══ Data listing

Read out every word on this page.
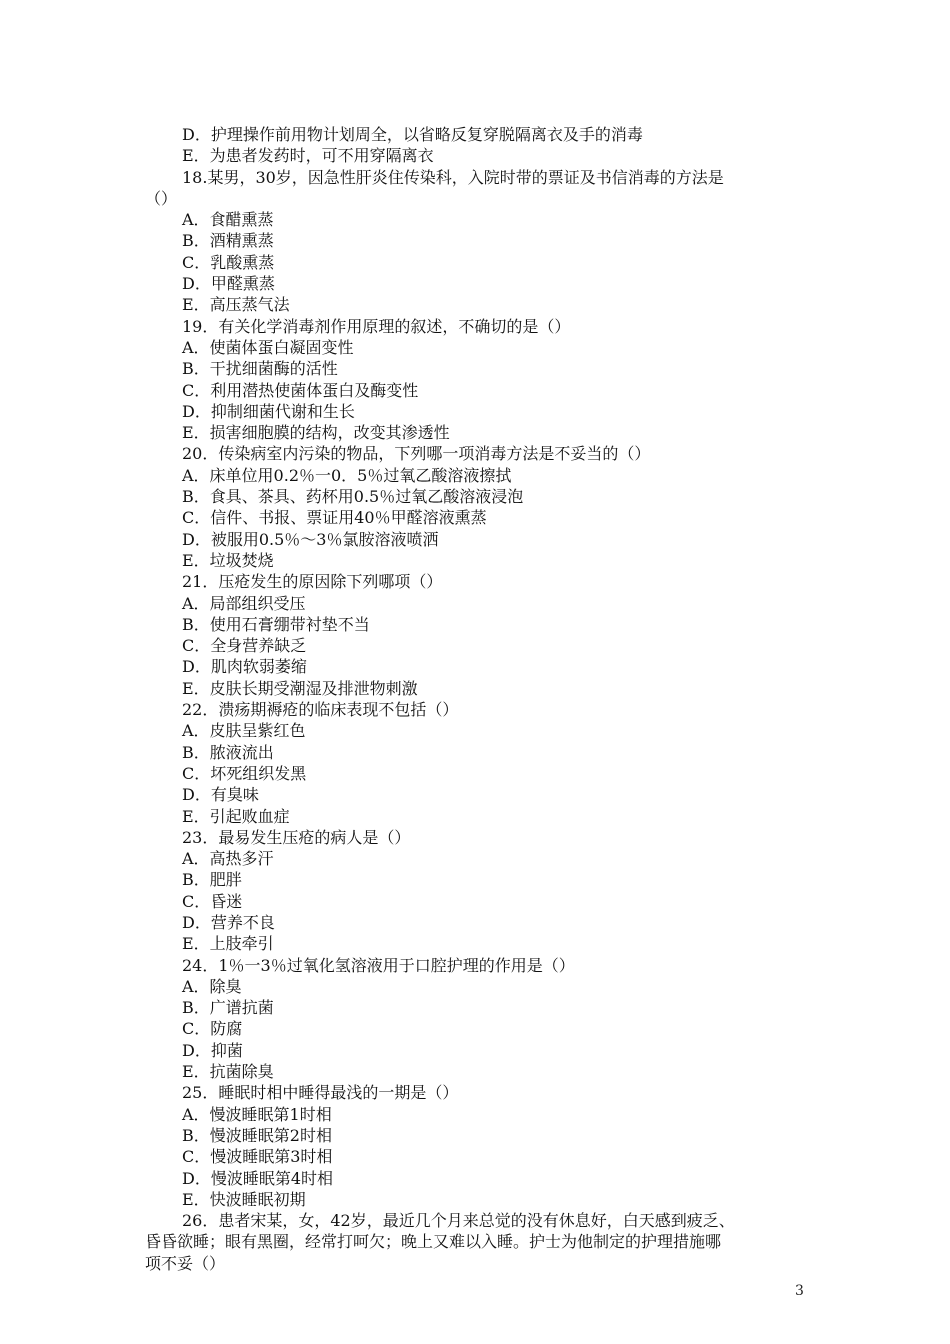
D．护理操作前用物计划周全，以省略反复穿脱隔离衣及手的消毒
E．为患者发药时，可不用穿隔离衣
18.某男，30岁，因急性肝炎住传染科，入院时带的票证及书信消毒的方法是
（）
A．食醋熏蒸
B．酒精熏蒸
C．乳酸熏蒸
D．甲醛熏蒸
E．高压蒸气法
19．有关化学消毒剂作用原理的叙述，不确切的是（）
A．使菌体蛋白凝固变性
B．干扰细菌酶的活性
C．利用潜热使菌体蛋白及酶变性
D．抑制细菌代谢和生长
E．损害细胞膜的结构，改变其渗透性
20．传染病室内污染的物品，下列哪一项消毒方法是不妥当的（）
A．床单位用0.2％一0．5％过氧乙酸溶液擦拭
B．食具、茶具、药杯用0.5％过氧乙酸溶液浸泡
C．信件、书报、票证用40％甲醛溶液熏蒸
D．被服用0.5％～3％氯胺溶液喷洒
E．垃圾焚烧
21．压疮发生的原因除下列哪项（）
A．局部组织受压
B．使用石膏绷带衬垫不当
C．全身营养缺乏
D．肌肉软弱萎缩
E．皮肤长期受潮湿及排泄物刺激
22．溃疡期褥疮的临床表现不包括（）
A．皮肤呈紫红色
B．脓液流出
C．坏死组织发黑
D．有臭味
E．引起败血症
23．最易发生压疮的病人是（）
A．高热多汗
B．肥胖
C．昏迷
D．营养不良
E．上肢牵引
24．1％一3％过氧化氢溶液用于口腔护理的作用是（）
A．除臭
B．广谱抗菌
C．防腐
D．抑菌
E．抗菌除臭
25．睡眠时相中睡得最浅的一期是（）
A．慢波睡眠第1时相
B．慢波睡眠第2时相
C．慢波睡眠第3时相
D．慢波睡眠第4时相
E．快波睡眠初期
26．患者宋某，女，42岁，最近几个月来总觉的没有休息好，白天感到疲乏、
昏昏欲睡；眼有黑圈，经常打呵欠；晚上又难以入睡。护士为他制定的护理措施哪
项不妥（）
3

════

(Exercise requirements) Write out all the entries exactly, except for the pictures.

(Exercise output)
Read out every word on this page.
D．护理操作前用物计划周全，以省略反复穿脱隔离衣及手的消毒
E．为患者发药时，可不用穿隔离衣
18.某男，30岁，因急性肝炎住传染科，入院时带的票证及书信消毒的方法是
（）
A．食醋熏蒸
B．酒精熏蒸
C．乳酸熏蒸
D．甲醛熏蒸
E．高压蒸气法
19．有关化学消毒剂作用原理的叙述，不确切的是（）
A．使菌体蛋白凝固变性
B．干扰细菌酶的活性
C．利用潜热使菌体蛋白及酶变性
D．抑制细菌代谢和生长
E．损害细胞膜的结构，改变其渗透性
20．传染病室内污染的物品，下列哪一项消毒方法是不妥当的（）
A．床单位用0.2％一0．5％过氧乙酸溶液擦拭
B．食具、茶具、药杯用0.5％过氧乙酸溶液浸泡
C．信件、书报、票证用40％甲醛溶液熏蒸
D．被服用0.5％～3％氯胺溶液喷洒
E．垃圾焚烧
21．压疮发生的原因除下列哪项（）
A．局部组织受压
B．使用石膏绷带衬垫不当
C．全身营养缺乏
D．肌肉软弱萎缩
E．皮肤长期受潮湿及排泄物刺激
22．溃疡期褥疮的临床表现不包括（）
A．皮肤呈紫红色
B．脓液流出
C．坏死组织发黑
D．有臭味
E．引起败血症
23．最易发生压疮的病人是（）
A．高热多汗
B．肥胖
C．昏迷
D．营养不良
E．上肢牵引
24．1％一3％过氧化氢溶液用于口腔护理的作用是（）
A．除臭
B．广谱抗菌
C．防腐
D．抑菌
E．抗菌除臭
25．睡眠时相中睡得最浅的一期是（）
A．慢波睡眠第1时相
B．慢波睡眠第2时相
C．慢波睡眠第3时相
D．慢波睡眠第4时相
E．快波睡眠初期
26．患者宋某，女，42岁，最近几个月来总觉的没有休息好，白天感到疲乏、
昏昏欲睡；眼有黑圈，经常打呵欠；晚上又难以入睡。护士为他制定的护理措施哪
项不妥（）
3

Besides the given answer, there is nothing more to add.